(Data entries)

###

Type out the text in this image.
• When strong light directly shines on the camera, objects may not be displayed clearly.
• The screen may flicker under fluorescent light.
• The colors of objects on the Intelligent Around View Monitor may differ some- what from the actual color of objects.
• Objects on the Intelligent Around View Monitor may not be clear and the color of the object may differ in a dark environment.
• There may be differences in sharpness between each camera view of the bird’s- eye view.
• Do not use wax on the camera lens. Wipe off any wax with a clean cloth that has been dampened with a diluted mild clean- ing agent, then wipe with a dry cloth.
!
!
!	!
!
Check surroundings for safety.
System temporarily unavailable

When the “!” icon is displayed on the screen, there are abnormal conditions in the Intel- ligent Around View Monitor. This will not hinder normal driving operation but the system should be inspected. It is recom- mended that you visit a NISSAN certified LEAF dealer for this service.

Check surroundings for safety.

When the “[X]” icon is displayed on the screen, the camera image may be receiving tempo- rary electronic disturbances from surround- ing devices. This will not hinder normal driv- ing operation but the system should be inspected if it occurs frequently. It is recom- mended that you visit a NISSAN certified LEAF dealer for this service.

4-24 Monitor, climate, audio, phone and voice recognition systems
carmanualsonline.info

###

### Exercise instructions
Copy out the data shown above without altering anything.

### Response to this task
Type out the text in this image.
• When strong light directly shines on the camera, objects may not be displayed clearly.
• The screen may flicker under fluorescent light.
• The colors of objects on the Intelligent Around View Monitor may differ some- what from the actual color of objects.
• Objects on the Intelligent Around View Monitor may not be clear and the color of the object may differ in a dark environment.
• There may be differences in sharpness between each camera view of the bird’s- eye view.
• Do not use wax on the camera lens. Wipe off any wax with a clean cloth that has been dampened with a diluted mild clean- ing agent, then wipe with a dry cloth.
!
!
!	!
!
Check surroundings for safety.
System temporarily unavailable

When the “!” icon is displayed on the screen, there are abnormal conditions in the Intel- ligent Around View Monitor. This will not hinder normal driving operation but the system should be inspected. It is recom- mended that you visit a NISSAN certified LEAF dealer for this service.

Check surroundings for safety.

When the “[X]” icon is displayed on the screen, the camera image may be receiving tempo- rary electronic disturbances from surround- ing devices. This will not hinder normal driv- ing operation but the system should be inspected if it occurs frequently. It is recom- mended that you visit a NISSAN certified LEAF dealer for this service.

4-24 Monitor, climate, audio, phone and voice recognition systems
carmanualsonline.info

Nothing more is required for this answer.